Data excerpts ▸
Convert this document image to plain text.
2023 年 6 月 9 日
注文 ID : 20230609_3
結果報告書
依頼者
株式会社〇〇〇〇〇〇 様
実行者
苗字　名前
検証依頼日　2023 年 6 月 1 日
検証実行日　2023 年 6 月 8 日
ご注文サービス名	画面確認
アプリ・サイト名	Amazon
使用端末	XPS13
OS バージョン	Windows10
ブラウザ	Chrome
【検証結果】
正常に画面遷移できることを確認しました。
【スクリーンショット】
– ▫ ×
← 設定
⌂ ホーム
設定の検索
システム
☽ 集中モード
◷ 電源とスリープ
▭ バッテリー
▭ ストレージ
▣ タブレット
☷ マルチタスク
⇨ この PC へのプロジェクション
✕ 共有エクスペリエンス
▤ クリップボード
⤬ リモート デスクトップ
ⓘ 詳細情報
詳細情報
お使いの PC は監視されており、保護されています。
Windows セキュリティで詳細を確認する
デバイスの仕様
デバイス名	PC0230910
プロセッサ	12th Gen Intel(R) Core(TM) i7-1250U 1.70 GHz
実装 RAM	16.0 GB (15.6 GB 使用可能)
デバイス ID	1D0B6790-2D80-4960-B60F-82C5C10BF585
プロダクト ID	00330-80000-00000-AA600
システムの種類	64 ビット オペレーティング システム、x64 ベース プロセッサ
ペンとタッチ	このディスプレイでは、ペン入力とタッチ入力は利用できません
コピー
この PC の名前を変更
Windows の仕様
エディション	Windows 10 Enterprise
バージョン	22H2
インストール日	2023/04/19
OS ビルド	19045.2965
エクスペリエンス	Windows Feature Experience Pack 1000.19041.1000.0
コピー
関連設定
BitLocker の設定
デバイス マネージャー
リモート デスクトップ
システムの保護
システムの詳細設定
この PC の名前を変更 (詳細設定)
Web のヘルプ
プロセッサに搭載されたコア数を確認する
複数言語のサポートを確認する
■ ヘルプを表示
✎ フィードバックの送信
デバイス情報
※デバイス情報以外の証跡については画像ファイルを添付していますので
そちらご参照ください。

What you are asked to do ▸
Repeat the data precisely, line by line.

Correct result ▸
Convert this document image to plain text.
2023 年 6 月 9 日
注文 ID : 20230609_3
結果報告書
依頼者
株式会社〇〇〇〇〇〇 様
実行者
苗字　名前
検証依頼日　2023 年 6 月 1 日
検証実行日　2023 年 6 月 8 日
ご注文サービス名	画面確認
アプリ・サイト名	Amazon
使用端末	XPS13
OS バージョン	Windows10
ブラウザ	Chrome
【検証結果】
正常に画面遷移できることを確認しました。
【スクリーンショット】
– ▫ ×
← 設定
⌂ ホーム
設定の検索
システム
☽ 集中モード
◷ 電源とスリープ
▭ バッテリー
▭ ストレージ
▣ タブレット
☷ マルチタスク
⇨ この PC へのプロジェクション
✕ 共有エクスペリエンス
▤ クリップボード
⤬ リモート デスクトップ
ⓘ 詳細情報
詳細情報
お使いの PC は監視されており、保護されています。
Windows セキュリティで詳細を確認する
デバイスの仕様
デバイス名	PC0230910
プロセッサ	12th Gen Intel(R) Core(TM) i7-1250U 1.70 GHz
実装 RAM	16.0 GB (15.6 GB 使用可能)
デバイス ID	1D0B6790-2D80-4960-B60F-82C5C10BF585
プロダクト ID	00330-80000-00000-AA600
システムの種類	64 ビット オペレーティング システム、x64 ベース プロセッサ
ペンとタッチ	このディスプレイでは、ペン入力とタッチ入力は利用できません
コピー
この PC の名前を変更
Windows の仕様
エディション	Windows 10 Enterprise
バージョン	22H2
インストール日	2023/04/19
OS ビルド	19045.2965
エクスペリエンス	Windows Feature Experience Pack 1000.19041.1000.0
コピー
関連設定
BitLocker の設定
デバイス マネージャー
リモート デスクトップ
システムの保護
システムの詳細設定
この PC の名前を変更 (詳細設定)
Web のヘルプ
プロセッサに搭載されたコア数を確認する
複数言語のサポートを確認する
■ ヘルプを表示
✎ フィードバックの送信
デバイス情報
※デバイス情報以外の証跡については画像ファイルを添付していますので
そちらご参照ください。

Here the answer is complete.